▸ **Given exercise**:
Scan the records below for lines with the word "Ülkenin", then state how many you find and nothing else.

▬▬▬▬▬▬▬▬▬▬

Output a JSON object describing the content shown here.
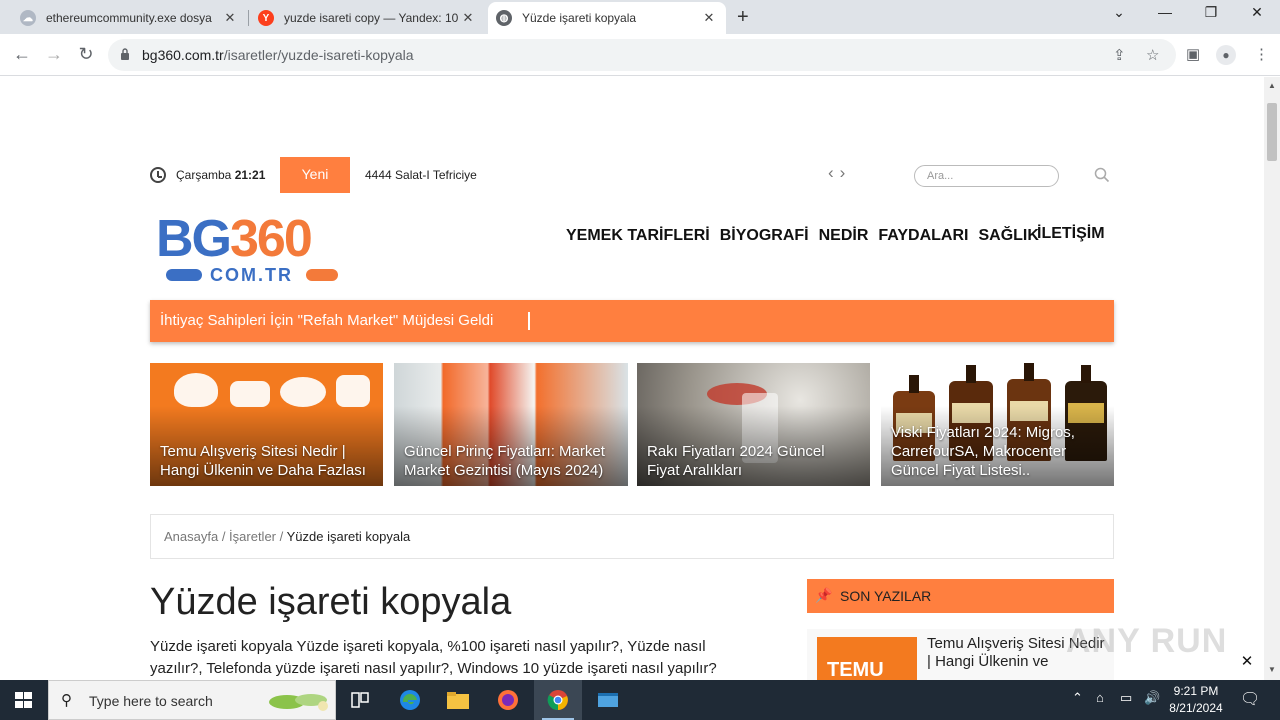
{
  "browser": {
    "tabs": [
      {
        "title": "ethereumcommunity.exe dosya",
        "favicon": "cloud-icon",
        "active": false
      },
      {
        "title": "yuzde isareti copy — Yandex: 10",
        "favicon": "yandex-icon",
        "favicon_letter": "Y",
        "active": false
      },
      {
        "title": "Yüzde işareti kopyala",
        "favicon": "globe-icon",
        "active": true
      }
    ],
    "url_domain": "bg360.com.tr",
    "url_path": "/isaretler/yuzde-isareti-kopyala"
  },
  "page": {
    "topbar": {
      "day": "Çarşamba",
      "time": "21:21",
      "new_label": "Yeni",
      "ticker": "4444 Salat-I Tefriciye",
      "search_placeholder": "Ara..."
    },
    "logo": {
      "main_a": "BG",
      "main_b": "360",
      "sub": "COM.TR"
    },
    "nav": [
      "YEMEK TARİFLERİ",
      "BİYOGRAFİ",
      "NEDİR",
      "FAYDALARI",
      "SAĞLIK"
    ],
    "nav_contact": "İLETİŞİM",
    "banner": "İhtiyaç Sahipleri İçin \"Refah Market\" Müjdesi Geldi",
    "cards": [
      {
        "title": "Temu Alışveriş Sitesi Nedir | Hangi Ülkenin ve Daha Fazlası"
      },
      {
        "title": "Güncel Pirinç Fiyatları: Market Market Gezintisi (Mayıs 2024)"
      },
      {
        "title": "Rakı Fiyatları 2024 Güncel Fiyat Aralıkları"
      },
      {
        "title": "Viski Fiyatları 2024: Migros, CarrefourSA, Makrocenter Güncel Fiyat Listesi.."
      }
    ],
    "breadcrumb": {
      "home": "Anasayfa",
      "sep": " / ",
      "category": "İşaretler",
      "current": "Yüzde işareti kopyala"
    },
    "article": {
      "title": "Yüzde işareti kopyala",
      "intro": "Yüzde işareti kopyala Yüzde işareti kopyala, %100 işareti nasıl yapılır?, Yüzde nasıl yazılır?, Telefonda yüzde işareti nasıl yapılır?, Windows 10 yüzde işareti nasıl yapılır?"
    },
    "sidebar": {
      "heading": "SON YAZILAR",
      "item_thumb_text": "TEMU",
      "item_title": "Temu Alışveriş Sitesi Nedir | Hangi Ülkenin ve"
    },
    "ad_close": "✕",
    "watermark": "ANY RUN"
  },
  "taskbar": {
    "search_placeholder": "Type here to search",
    "time": "9:21 PM",
    "date": "8/21/2024"
  },
  "colors": {
    "accent": "#ff7f3f",
    "logo_blue": "#3b6fc4",
    "taskbar": "#1f2a36"
  }
}
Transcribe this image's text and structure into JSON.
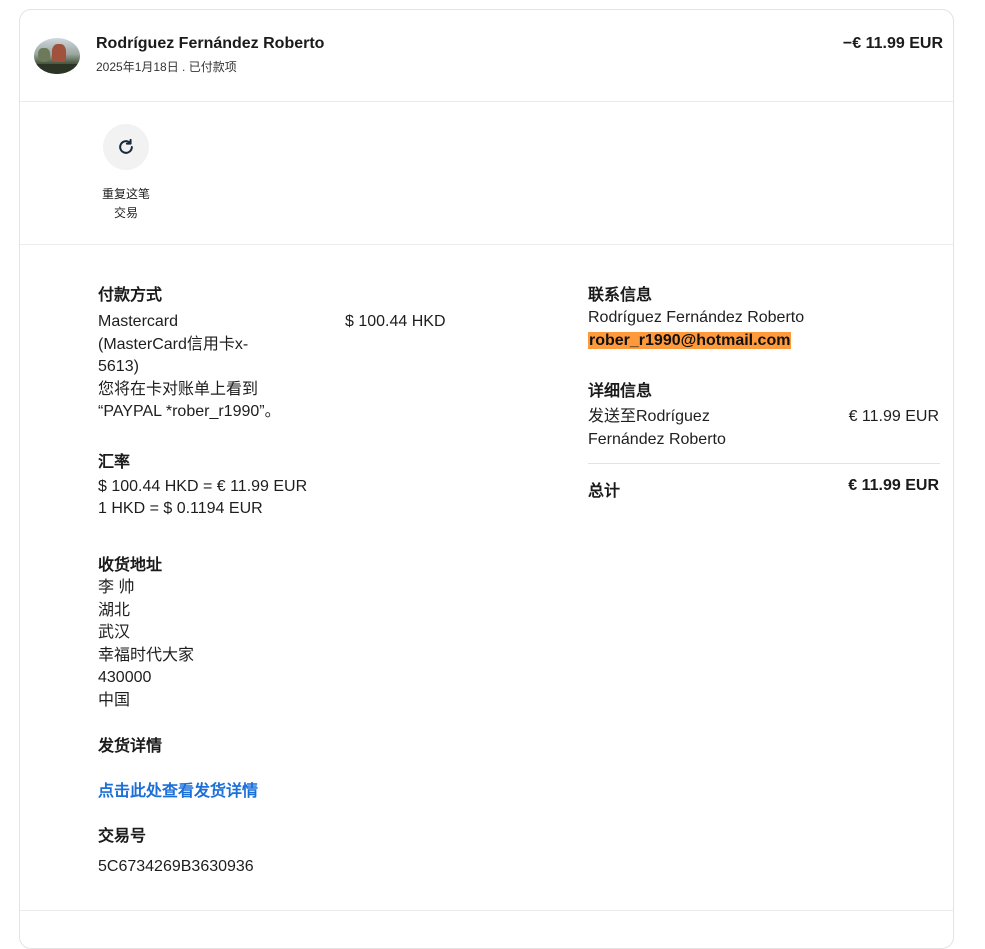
{
  "header": {
    "name": "Rodríguez Fernández Roberto",
    "subtitle": "2025年1月18日 . 已付款项",
    "amount": "−€ 11.99 EUR"
  },
  "actions": {
    "repeat_label_line1": "重复这笔",
    "repeat_label_line2": "交易",
    "repeat_icon": "refresh-icon"
  },
  "payment": {
    "title": "付款方式",
    "method_lines": [
      "Mastercard",
      "(MasterCard信用卡x-",
      "5613)",
      "您将在卡对账单上看到",
      "“PAYPAL *rober_r1990”。"
    ],
    "amount": "$ 100.44 HKD"
  },
  "exchange": {
    "title": "汇率",
    "line1": "$ 100.44 HKD = € 11.99 EUR",
    "line2": "1 HKD = $ 0.1194 EUR"
  },
  "shipping_address": {
    "title": "收货地址",
    "lines": [
      "李 帅",
      "湖北",
      "武汉",
      "幸福时代大家",
      "430000",
      "中国"
    ]
  },
  "shipping_details": {
    "title": "发货详情",
    "link": "点击此处查看发货详情"
  },
  "transaction": {
    "title": "交易号",
    "id": "5C6734269B3630936"
  },
  "contact": {
    "title": "联系信息",
    "name": "Rodríguez Fernández Roberto",
    "email": "rober_r1990@hotmail.com"
  },
  "details": {
    "title": "详细信息",
    "sent_to_line1": "发送至Rodríguez",
    "sent_to_line2": "Fernández Roberto",
    "sent_amount": "€ 11.99 EUR",
    "total_label": "总计",
    "total_amount": "€ 11.99 EUR"
  },
  "colors": {
    "link": "#1b6fd8",
    "email_highlight": "#ff9a3c"
  }
}
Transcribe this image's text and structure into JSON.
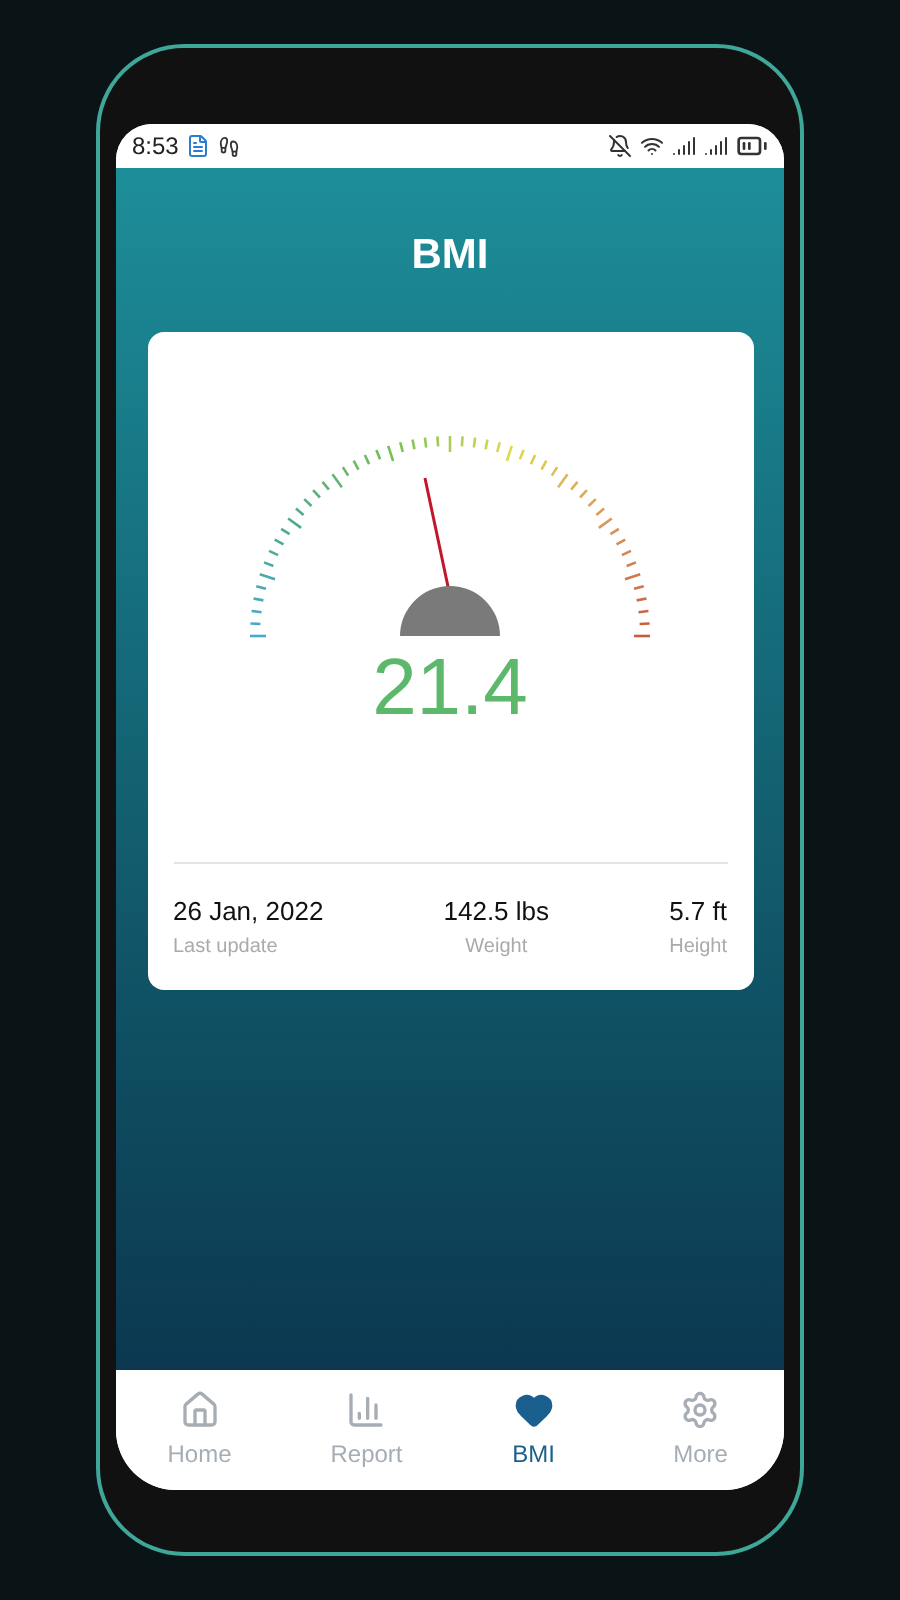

▬▬▬▬▬▬▬▬▬▬

▸ **Completed task**:
2